_Supplied entries_.
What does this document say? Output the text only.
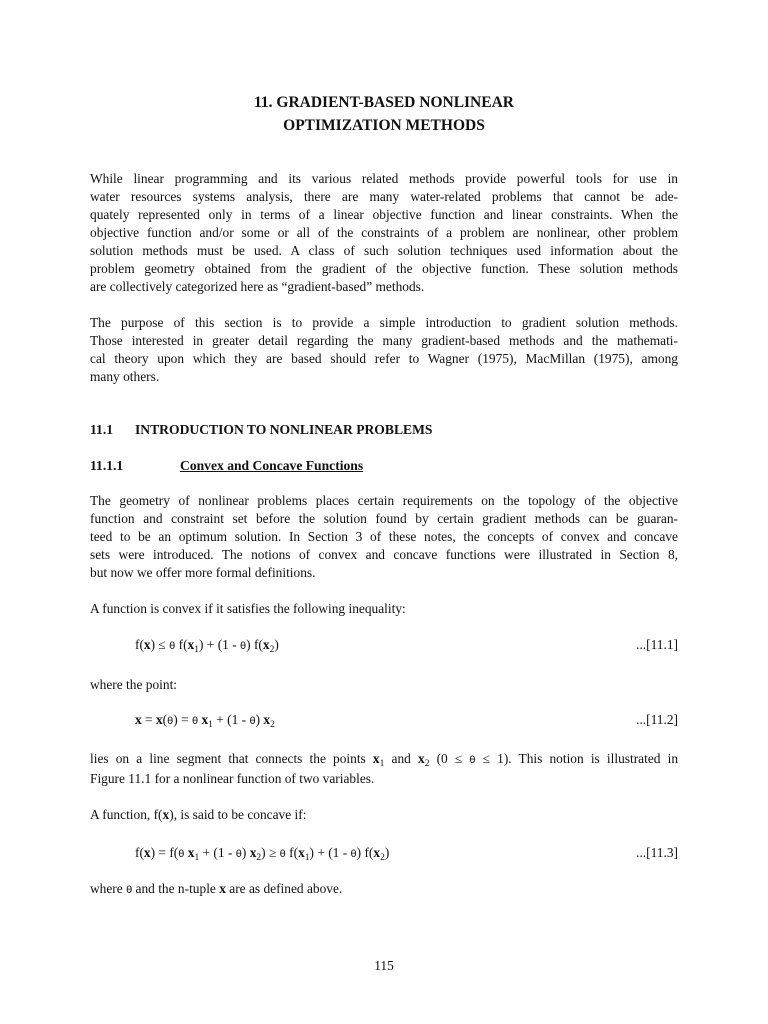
11. GRADIENT-BASED NONLINEAR
OPTIMIZATION METHODS

While linear programming and its various related methods provide powerful tools for use in
water resources systems analysis, there are many water-related problems that cannot be ade-
quately represented only in terms of a linear objective function and linear constraints. When the
objective function and/or some or all of the constraints of a problem are nonlinear, other problem
solution methods must be used. A class of such solution techniques used information about the
problem geometry obtained from the gradient of the objective function. These solution methods
are collectively categorized here as “gradient-based” methods.

The purpose of this section is to provide a simple introduction to gradient solution methods.
Those interested in greater detail regarding the many gradient-based methods and the mathemati-
cal theory upon which they are based should refer to Wagner (1975), MacMillan (1975), among
many others.

11.1 INTRODUCTION TO NONLINEAR PROBLEMS
11.1.1	Convex and Concave Functions

The geometry of nonlinear problems places certain requirements on the topology of the objective
function and constraint set before the solution found by certain gradient methods can be guaran-
teed to be an optimum solution. In Section 3 of these notes, the concepts of convex and concave
sets were introduced. The notions of convex and concave functions were illustrated in Section 8,
but now we offer more formal definitions.

A function is convex if it satisfies the following inequality:

f(x) ≤ θ $f(x_1) + (1 - \theta)$ $f(x_2)$	...[11.1]

where the point:

x = x(θ) = θ $x_1 + (1 - \theta)$ $x_2$	...[11.2]

lies on a line segment that connects the points $x_1$ and $x_2$ (0 ≤ θ ≤ 1). This notion is illustrated in
Figure 11.1 for a nonlinear function of two variables.

A function, f(x), is said to be concave if:

f(x) = f(θ $x_1 + (1 - \theta) x_2) \ge \theta$ $f(x_1) + (1 - \theta)$ $f(x_2)$	...[11.3]

where θ and the n-tuple x are as defined above.

115
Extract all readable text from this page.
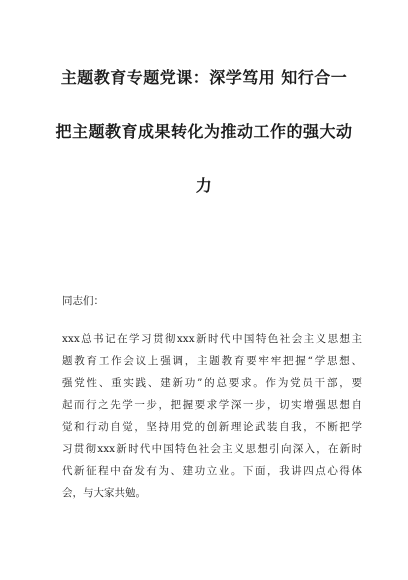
主题教育专题党课：深学笃用 知行合一
把主题教育成果转化为推动工作的强大动
力
同志们：
xxx总书记在学习贯彻xxx新时代中国特色社会主义思想主
题教育工作会议上强调，主题教育要牢牢把握“学思想、
强党性、重实践、建新功”的总要求。作为党员干部，要
起而行之先学一步，把握要求学深一步，切实增强思想自
觉和行动自觉，坚持用党的创新理论武装自我，不断把学
习贯彻xxx新时代中国特色社会主义思想引向深入，在新时
代新征程中奋发有为、建功立业。下面，我讲四点心得体
会，与大家共勉。
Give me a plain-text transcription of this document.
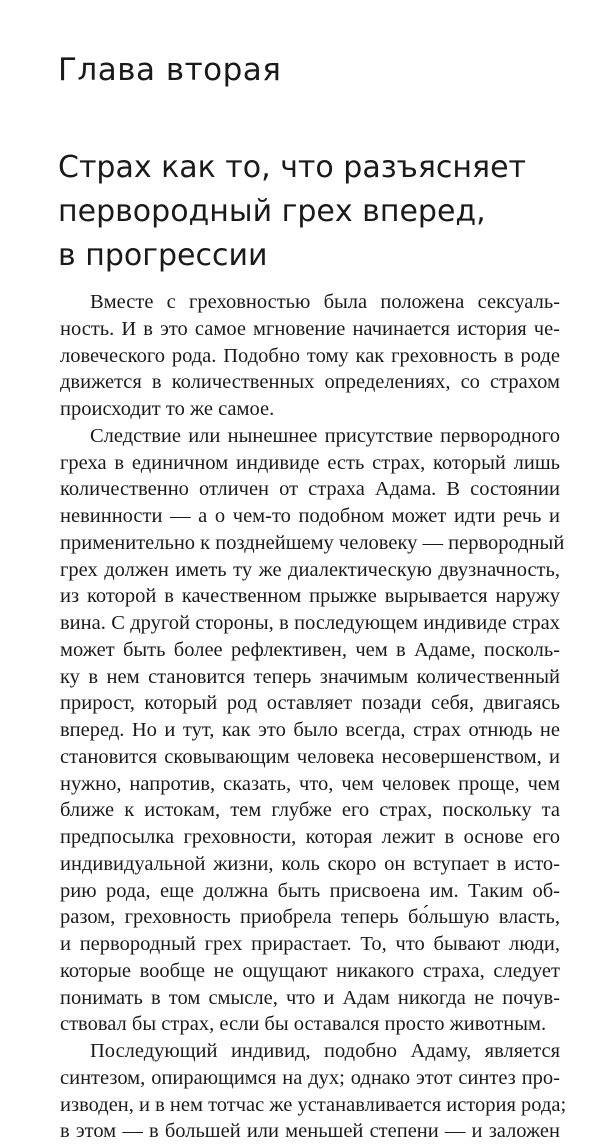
Глава вторая
Страх как то, что разъясняет
первородный грех вперед,
в прогрессии
Вместе с греховностью была положена сексуаль-
ность. И в это самое мгновение начинается история че-
ловеческого рода. Подобно тому как греховность в роде
движется в количественных определениях, со страхом
происходит то же самое.
Следствие или нынешнее присутствие первородного
греха в единичном индивиде есть страх, который лишь
количественно отличен от страха Адама. В состоянии
невинности — а о чем-то подобном может идти речь и
применительно к позднейшему человеку — первородный
грех должен иметь ту же диалектическую двузначность,
из которой в качественном прыжке вырывается наружу
вина. С другой стороны, в последующем индивиде страх
может быть более рефлективен, чем в Адаме, посколь-
ку в нем становится теперь значимым количественный
прирост, который род оставляет позади себя, двигаясь
вперед. Но и тут, как это было всегда, страх отнюдь не
становится сковывающим человека несовершенством, и
нужно, напротив, сказать, что, чем человек проще, чем
ближе к истокам, тем глубже его страх, поскольку та
предпосылка греховности, которая лежит в основе его
индивидуальной жизни, коль скоро он вступает в исто-
рию рода, еще должна быть присвоена им. Таким об-
разом, греховность приобрела теперь бо́льшую власть,
и первородный грех прирастает. То, что бывают люди,
которые вообще не ощущают никакого страха, следует
понимать в том смысле, что и Адам никогда не почув-
ствовал бы страх, если бы оставался просто животным.
Последующий индивид, подобно Адаму, является
синтезом, опирающимся на дух; однако этот синтез про-
изводен, и в нем тотчас же устанавливается история рода;
в этом — в большей или меньшей степени — и заложен
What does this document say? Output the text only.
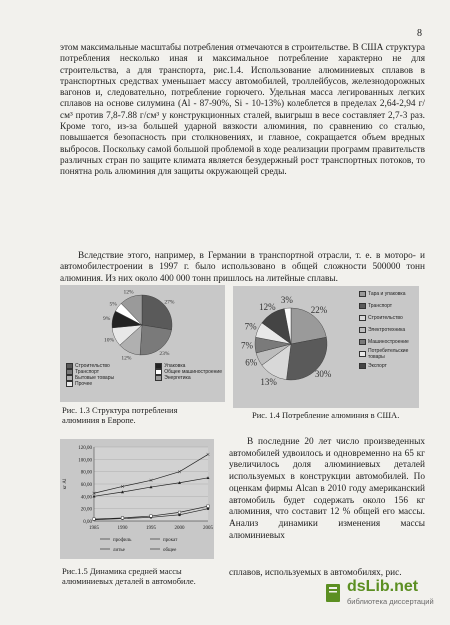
8

этом максимальные масштабы потребления отмечаются в строительстве. В США структура потребления несколько иная и максимальное потребление характерно не для строительства, а для транспорта, рис.1.4. Использование алюминиевых сплавов в транспортных средствах уменьшает массу автомобилей, троллейбусов, железнодорожных вагонов и, следовательно, потребление горючего. Удельная масса легированных легких сплавов на основе силумина (Al - 87-90%, Si - 10-13%) колеблется в пределах 2,64-2,94 г/см³ против 7,8-7.88 г/см³ у конструкционных сталей, выигрыш в весе составляет 2,7-3 раз. Кроме того, из-за большей ударной вязкости алюминия, по сравнению со сталью, повышается безопасность при столкновениях, и главное, сокращается объем вредных выбросов. Поскольку самой большой проблемой в ходе реализации программ правительств различных стран по защите климата является безудержный рост транспортных потоков, то понятна роль алюминия для защиты окружающей среды.

Вследствие этого, например, в Германии в транспортной отрасли, т. е. в моторо- и автомобилестроении в 1997 г. было использовано в общей сложности 500000 тонн алюминия. Из них около 400 000 тонн пришлось на литейные сплавы.

27%
23%
12%
10%
9%
5%
12%
Строительство
Транспорт
Бытовые товары
Прочее
Упаковка
Общее машиностроение
Энергетика
Рис. 1.3 Структура потребления алюминия в Европе.
22%
30%
13%
6%
7%
7%
12%
3%
Тара и упаковка
Транспорт
Строительство
Электротехника
Машиностроение
Потребительские товары
Экспорт
Рис. 1.4 Потребление алюминия в США.
0,00
20,00
40,00
60,00
80,00
100,00
120,00
1985	1990	1995	2000	2005
кг Al
профиль	прокат
литье	общее
Рис.1.5 Динамика средней массы алюминиевых деталей в автомобиле.

В последние 20 лет число произведенных автомобилей удвоилось и одновременно на 65 кг увеличилось доля алюминиевых деталей используемых в конструкции автомобилей. По оценкам фирмы Alcan в 2010 году американский автомобиль будет содержать около 156 кг алюминия, что составит 12 % общей его массы. Анализ динамики изменения массы алюминиевых

сплавов, используемых в автомобилях, рис.

dsLib.net
библиотека диссертаций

_Exercise description_.
Considering only the records above, state the number of lines that include the word "certain", with nothing added.

_Expected answer_.
2